• Collection entries:
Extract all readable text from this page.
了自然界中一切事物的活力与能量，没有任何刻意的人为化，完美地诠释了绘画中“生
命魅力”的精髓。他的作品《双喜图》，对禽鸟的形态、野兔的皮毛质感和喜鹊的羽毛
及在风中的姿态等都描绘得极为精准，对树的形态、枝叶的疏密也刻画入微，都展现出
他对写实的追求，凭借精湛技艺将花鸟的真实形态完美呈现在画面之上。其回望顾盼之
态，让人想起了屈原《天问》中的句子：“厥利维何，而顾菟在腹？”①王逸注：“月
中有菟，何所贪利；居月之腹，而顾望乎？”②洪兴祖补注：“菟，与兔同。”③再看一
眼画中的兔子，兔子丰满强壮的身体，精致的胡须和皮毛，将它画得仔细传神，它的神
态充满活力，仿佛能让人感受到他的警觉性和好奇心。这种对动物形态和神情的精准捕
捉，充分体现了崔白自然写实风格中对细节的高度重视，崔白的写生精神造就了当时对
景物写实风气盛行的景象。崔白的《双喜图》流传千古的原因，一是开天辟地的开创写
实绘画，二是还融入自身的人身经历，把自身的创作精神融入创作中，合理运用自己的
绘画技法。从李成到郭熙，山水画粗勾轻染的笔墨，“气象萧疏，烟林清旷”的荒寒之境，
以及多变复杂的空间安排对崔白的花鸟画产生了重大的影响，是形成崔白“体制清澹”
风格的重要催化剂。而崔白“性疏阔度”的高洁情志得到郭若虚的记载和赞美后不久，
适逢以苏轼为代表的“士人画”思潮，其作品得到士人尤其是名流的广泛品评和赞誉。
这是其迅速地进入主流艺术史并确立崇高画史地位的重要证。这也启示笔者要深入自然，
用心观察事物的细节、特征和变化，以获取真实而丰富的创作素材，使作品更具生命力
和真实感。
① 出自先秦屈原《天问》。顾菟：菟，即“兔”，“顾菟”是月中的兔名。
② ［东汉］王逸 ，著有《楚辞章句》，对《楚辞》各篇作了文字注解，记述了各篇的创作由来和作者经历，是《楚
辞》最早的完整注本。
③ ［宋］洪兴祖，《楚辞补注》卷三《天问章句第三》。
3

• GIVEN EXERCISE:
Return the entries above exactly, each one complete.

• THE OUTPUT:
Extract all readable text from this page.
了自然界中一切事物的活力与能量，没有任何刻意的人为化，完美地诠释了绘画中“生
命魅力”的精髓。他的作品《双喜图》，对禽鸟的形态、野兔的皮毛质感和喜鹊的羽毛
及在风中的姿态等都描绘得极为精准，对树的形态、枝叶的疏密也刻画入微，都展现出
他对写实的追求，凭借精湛技艺将花鸟的真实形态完美呈现在画面之上。其回望顾盼之
态，让人想起了屈原《天问》中的句子：“厥利维何，而顾菟在腹？”①王逸注：“月
中有菟，何所贪利；居月之腹，而顾望乎？”②洪兴祖补注：“菟，与兔同。”③再看一
眼画中的兔子，兔子丰满强壮的身体，精致的胡须和皮毛，将它画得仔细传神，它的神
态充满活力，仿佛能让人感受到他的警觉性和好奇心。这种对动物形态和神情的精准捕
捉，充分体现了崔白自然写实风格中对细节的高度重视，崔白的写生精神造就了当时对
景物写实风气盛行的景象。崔白的《双喜图》流传千古的原因，一是开天辟地的开创写
实绘画，二是还融入自身的人身经历，把自身的创作精神融入创作中，合理运用自己的
绘画技法。从李成到郭熙，山水画粗勾轻染的笔墨，“气象萧疏，烟林清旷”的荒寒之境，
以及多变复杂的空间安排对崔白的花鸟画产生了重大的影响，是形成崔白“体制清澹”
风格的重要催化剂。而崔白“性疏阔度”的高洁情志得到郭若虚的记载和赞美后不久，
适逢以苏轼为代表的“士人画”思潮，其作品得到士人尤其是名流的广泛品评和赞誉。
这是其迅速地进入主流艺术史并确立崇高画史地位的重要证。这也启示笔者要深入自然，
用心观察事物的细节、特征和变化，以获取真实而丰富的创作素材，使作品更具生命力
和真实感。
① 出自先秦屈原《天问》。顾菟：菟，即“兔”，“顾菟”是月中的兔名。
② ［东汉］王逸 ，著有《楚辞章句》，对《楚辞》各篇作了文字注解，记述了各篇的创作由来和作者经历，是《楚
辞》最早的完整注本。
③ ［宋］洪兴祖，《楚辞补注》卷三《天问章句第三》。
3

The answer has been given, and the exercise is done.